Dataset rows
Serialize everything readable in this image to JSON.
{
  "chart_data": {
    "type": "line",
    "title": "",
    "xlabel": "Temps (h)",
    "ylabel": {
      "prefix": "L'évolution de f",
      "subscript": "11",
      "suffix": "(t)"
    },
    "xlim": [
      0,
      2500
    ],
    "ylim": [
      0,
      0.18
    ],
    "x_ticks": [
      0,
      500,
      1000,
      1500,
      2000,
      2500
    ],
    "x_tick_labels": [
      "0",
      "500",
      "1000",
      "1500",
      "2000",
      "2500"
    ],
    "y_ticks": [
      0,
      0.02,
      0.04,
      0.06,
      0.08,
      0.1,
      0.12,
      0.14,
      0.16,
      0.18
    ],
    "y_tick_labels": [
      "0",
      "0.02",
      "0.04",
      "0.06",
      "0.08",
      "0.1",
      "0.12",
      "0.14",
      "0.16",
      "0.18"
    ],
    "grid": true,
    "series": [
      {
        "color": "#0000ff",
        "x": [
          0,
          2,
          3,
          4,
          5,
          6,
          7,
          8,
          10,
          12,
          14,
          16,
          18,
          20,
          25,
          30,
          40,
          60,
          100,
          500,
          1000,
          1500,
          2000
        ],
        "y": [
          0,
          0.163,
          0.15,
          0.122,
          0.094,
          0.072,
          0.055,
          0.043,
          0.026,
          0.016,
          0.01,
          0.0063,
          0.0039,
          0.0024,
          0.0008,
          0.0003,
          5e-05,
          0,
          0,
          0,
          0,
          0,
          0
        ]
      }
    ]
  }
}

TASK DIRECTIONS:
Output all of the data again. Match it exactly.

COMPLETED EXERCISE:
Serialize everything readable in this image to JSON.
{
  "chart_data": {
    "type": "line",
    "title": "",
    "xlabel": "Temps (h)",
    "ylabel": {
      "prefix": "L'évolution de f",
      "subscript": "11",
      "suffix": "(t)"
    },
    "xlim": [
      0,
      2500
    ],
    "ylim": [
      0,
      0.18
    ],
    "x_ticks": [
      0,
      500,
      1000,
      1500,
      2000,
      2500
    ],
    "x_tick_labels": [
      "0",
      "500",
      "1000",
      "1500",
      "2000",
      "2500"
    ],
    "y_ticks": [
      0,
      0.02,
      0.04,
      0.06,
      0.08,
      0.1,
      0.12,
      0.14,
      0.16,
      0.18
    ],
    "y_tick_labels": [
      "0",
      "0.02",
      "0.04",
      "0.06",
      "0.08",
      "0.1",
      "0.12",
      "0.14",
      "0.16",
      "0.18"
    ],
    "grid": true,
    "series": [
      {
        "color": "#0000ff",
        "x": [
          0,
          2,
          3,
          4,
          5,
          6,
          7,
          8,
          10,
          12,
          14,
          16,
          18,
          20,
          25,
          30,
          40,
          60,
          100,
          500,
          1000,
          1500,
          2000
        ],
        "y": [
          0,
          0.163,
          0.15,
          0.122,
          0.094,
          0.072,
          0.055,
          0.043,
          0.026,
          0.016,
          0.01,
          0.0063,
          0.0039,
          0.0024,
          0.0008,
          0.0003,
          5e-05,
          0,
          0,
          0,
          0,
          0,
          0
        ]
      }
    ]
  }
}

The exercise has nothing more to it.